SUPPLIED ENTRIES:
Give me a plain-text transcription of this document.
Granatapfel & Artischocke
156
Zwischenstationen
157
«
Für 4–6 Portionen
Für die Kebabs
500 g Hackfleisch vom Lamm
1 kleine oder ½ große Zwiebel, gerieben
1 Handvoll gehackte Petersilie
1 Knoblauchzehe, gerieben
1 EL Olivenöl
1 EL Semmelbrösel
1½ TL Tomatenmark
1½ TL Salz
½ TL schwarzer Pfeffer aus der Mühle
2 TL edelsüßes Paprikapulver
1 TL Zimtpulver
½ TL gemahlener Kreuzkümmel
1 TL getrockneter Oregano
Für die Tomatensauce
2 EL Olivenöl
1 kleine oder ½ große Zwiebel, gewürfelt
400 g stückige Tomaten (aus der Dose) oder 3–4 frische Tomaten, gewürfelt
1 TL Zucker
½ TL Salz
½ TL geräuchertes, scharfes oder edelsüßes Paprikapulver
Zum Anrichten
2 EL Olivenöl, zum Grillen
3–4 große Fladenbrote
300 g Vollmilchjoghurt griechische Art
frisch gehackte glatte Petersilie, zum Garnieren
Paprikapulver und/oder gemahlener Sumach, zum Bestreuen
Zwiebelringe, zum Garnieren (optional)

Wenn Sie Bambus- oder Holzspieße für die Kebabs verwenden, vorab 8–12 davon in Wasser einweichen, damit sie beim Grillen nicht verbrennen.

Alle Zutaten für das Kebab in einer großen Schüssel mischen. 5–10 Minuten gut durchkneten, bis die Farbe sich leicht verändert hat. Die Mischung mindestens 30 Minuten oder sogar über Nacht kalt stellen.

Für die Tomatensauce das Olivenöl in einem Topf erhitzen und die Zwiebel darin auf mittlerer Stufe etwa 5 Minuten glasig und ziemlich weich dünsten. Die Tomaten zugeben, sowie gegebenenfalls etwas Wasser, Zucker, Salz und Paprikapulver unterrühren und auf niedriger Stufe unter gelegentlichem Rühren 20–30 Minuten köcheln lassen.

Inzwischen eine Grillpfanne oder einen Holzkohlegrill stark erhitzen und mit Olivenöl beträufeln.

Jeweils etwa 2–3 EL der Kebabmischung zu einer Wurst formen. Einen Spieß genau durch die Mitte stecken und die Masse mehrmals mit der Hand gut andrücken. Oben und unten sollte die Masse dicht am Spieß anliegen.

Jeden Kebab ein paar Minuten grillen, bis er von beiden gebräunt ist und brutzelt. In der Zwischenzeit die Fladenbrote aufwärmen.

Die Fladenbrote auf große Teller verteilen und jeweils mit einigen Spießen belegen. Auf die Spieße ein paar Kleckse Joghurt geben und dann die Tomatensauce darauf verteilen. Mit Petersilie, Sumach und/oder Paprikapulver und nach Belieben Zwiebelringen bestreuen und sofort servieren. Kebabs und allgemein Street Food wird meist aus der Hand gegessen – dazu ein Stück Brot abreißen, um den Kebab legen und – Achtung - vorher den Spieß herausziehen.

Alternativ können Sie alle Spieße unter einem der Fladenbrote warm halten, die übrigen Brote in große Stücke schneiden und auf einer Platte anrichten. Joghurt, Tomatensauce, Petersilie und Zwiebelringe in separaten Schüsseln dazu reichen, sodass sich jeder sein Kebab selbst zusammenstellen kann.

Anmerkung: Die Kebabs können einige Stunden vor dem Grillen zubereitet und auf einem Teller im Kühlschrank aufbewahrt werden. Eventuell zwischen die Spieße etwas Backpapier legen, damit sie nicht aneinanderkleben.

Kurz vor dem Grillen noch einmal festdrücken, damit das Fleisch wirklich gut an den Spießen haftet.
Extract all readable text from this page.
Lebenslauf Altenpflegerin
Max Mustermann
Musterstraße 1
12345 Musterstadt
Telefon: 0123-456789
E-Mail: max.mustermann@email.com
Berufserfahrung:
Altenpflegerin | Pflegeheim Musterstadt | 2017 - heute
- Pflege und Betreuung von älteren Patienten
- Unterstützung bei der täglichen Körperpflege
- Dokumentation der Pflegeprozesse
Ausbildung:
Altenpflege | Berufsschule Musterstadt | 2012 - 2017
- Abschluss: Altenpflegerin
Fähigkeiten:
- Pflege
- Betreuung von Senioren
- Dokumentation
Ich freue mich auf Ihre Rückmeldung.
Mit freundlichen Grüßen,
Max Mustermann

GOAL:
Extract all lines that hold the word "sich".

WORKED SOLUTION:
Alle Zutaten für das Kebab in einer großen Schüssel mischen. 5–10 Minuten gut durchkneten, bis die Farbe sich leicht verändert hat. Die Mischung mindestens 30 Minuten oder sogar über Nacht kalt stellen.
Alternativ können Sie alle Spieße unter einem der Fladenbrote warm halten, die übrigen Brote in große Stücke schneiden und auf einer Platte anrichten. Joghurt, Tomatensauce, Petersilie und Zwiebelringe in separaten Schüsseln dazu reichen, sodass sich jeder sein Kebab selbst zusammenstellen kann.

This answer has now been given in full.